**MATERIAL PROVIDED**
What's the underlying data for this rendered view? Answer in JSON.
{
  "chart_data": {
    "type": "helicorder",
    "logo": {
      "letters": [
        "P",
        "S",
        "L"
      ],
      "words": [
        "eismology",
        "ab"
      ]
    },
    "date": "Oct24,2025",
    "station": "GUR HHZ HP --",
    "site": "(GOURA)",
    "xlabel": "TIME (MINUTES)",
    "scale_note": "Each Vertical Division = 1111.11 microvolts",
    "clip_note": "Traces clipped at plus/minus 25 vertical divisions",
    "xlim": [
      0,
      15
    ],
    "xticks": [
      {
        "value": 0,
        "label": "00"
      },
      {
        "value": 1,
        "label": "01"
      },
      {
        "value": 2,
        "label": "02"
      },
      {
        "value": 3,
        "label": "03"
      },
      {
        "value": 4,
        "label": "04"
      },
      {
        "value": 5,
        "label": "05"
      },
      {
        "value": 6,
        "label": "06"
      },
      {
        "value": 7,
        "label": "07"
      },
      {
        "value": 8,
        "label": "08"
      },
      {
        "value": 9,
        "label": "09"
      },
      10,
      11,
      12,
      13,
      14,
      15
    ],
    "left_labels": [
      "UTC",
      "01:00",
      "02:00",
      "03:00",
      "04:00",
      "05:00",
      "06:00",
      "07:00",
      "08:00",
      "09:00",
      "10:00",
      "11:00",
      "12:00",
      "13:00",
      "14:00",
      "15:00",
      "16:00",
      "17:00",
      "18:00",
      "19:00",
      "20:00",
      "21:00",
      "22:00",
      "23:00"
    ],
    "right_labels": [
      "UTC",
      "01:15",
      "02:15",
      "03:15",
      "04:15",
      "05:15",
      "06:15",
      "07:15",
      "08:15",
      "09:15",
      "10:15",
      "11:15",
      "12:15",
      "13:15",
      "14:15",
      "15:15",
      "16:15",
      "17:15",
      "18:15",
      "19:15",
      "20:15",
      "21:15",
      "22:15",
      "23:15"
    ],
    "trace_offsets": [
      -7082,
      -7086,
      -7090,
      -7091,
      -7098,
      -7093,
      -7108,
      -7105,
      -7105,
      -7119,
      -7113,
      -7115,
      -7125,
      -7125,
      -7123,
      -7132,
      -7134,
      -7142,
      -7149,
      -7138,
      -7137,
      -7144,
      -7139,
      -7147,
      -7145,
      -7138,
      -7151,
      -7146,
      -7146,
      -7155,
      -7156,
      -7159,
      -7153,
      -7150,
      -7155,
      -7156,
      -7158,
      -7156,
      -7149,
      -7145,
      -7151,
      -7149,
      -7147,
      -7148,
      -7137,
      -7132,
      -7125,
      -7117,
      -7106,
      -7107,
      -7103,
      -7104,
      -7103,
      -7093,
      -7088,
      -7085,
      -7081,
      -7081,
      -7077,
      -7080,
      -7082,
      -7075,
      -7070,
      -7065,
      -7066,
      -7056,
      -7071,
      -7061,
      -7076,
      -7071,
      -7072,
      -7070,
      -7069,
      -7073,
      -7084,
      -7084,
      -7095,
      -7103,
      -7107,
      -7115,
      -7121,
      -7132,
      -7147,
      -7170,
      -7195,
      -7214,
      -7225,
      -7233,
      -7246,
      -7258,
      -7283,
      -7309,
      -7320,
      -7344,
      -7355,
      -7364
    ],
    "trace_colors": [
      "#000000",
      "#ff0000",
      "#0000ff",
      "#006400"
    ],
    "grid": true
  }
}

**YOUR TASK**
Which lines hold the word "value"? Copy each of them from the records.

**EXERCISE ANSWER**
        "value": 0,
        "value": 1,
        "value": 2,
        "value": 3,
        "value": 4,
        "value": 5,
        "value": 6,
        "value": 7,
        "value": 8,
        "value": 9,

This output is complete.